___ STORED DATA

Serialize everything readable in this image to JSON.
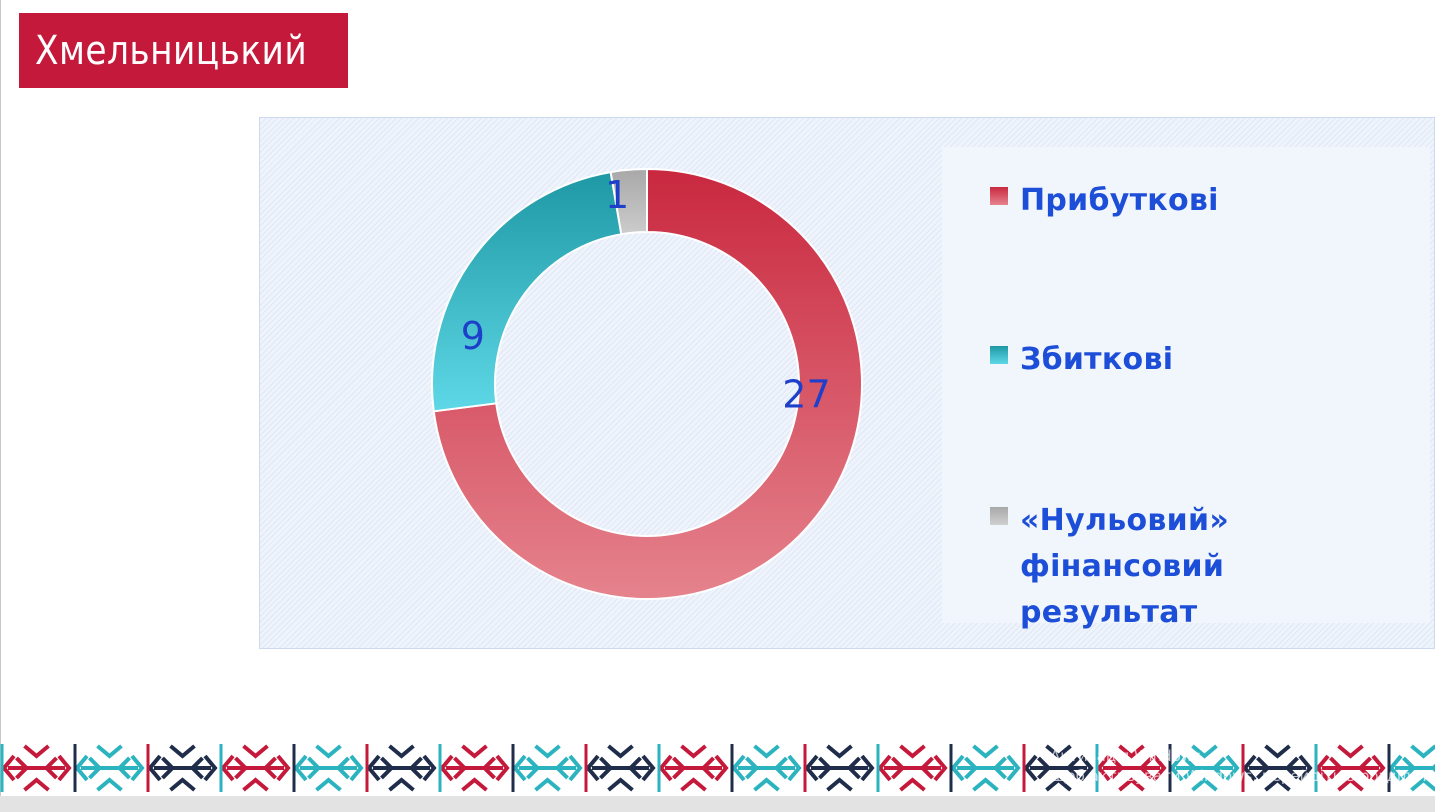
{
  "header": {
    "logo_text": "Хмельницький"
  },
  "colors": {
    "brand_red": "#c4193a",
    "profit": "#d9455f",
    "loss": "#2bb3c0",
    "zero": "#b5b5b5",
    "label": "#1d3fc9"
  },
  "chart_data": {
    "type": "pie",
    "donut": true,
    "categories": [
      "Прибуткові",
      "Збиткові",
      "«Нульовий» фінансовий результат"
    ],
    "values": [
      27,
      9,
      1
    ],
    "data_labels": [
      "27",
      "9",
      "1"
    ],
    "legend_position": "right"
  },
  "legend": {
    "items": [
      {
        "label": "Прибуткові",
        "color": "#d9455f"
      },
      {
        "label": "Збиткові",
        "color": "#2bb3c0"
      },
      {
        "label_line1": "«Нульовий» фінансовий",
        "label_line2": "результат",
        "color": "#b5b5b5"
      }
    ]
  },
  "watermark": {
    "line1": "Активація Windows",
    "line2": "Щоб активувати Windows, перейдіть в розділ \"Пара"
  }
}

______

• REQUIREMENT: Give only the number of lines in the records that contain the string "фінансовий".

• ANSWER FOR THIS EXERCISE: 2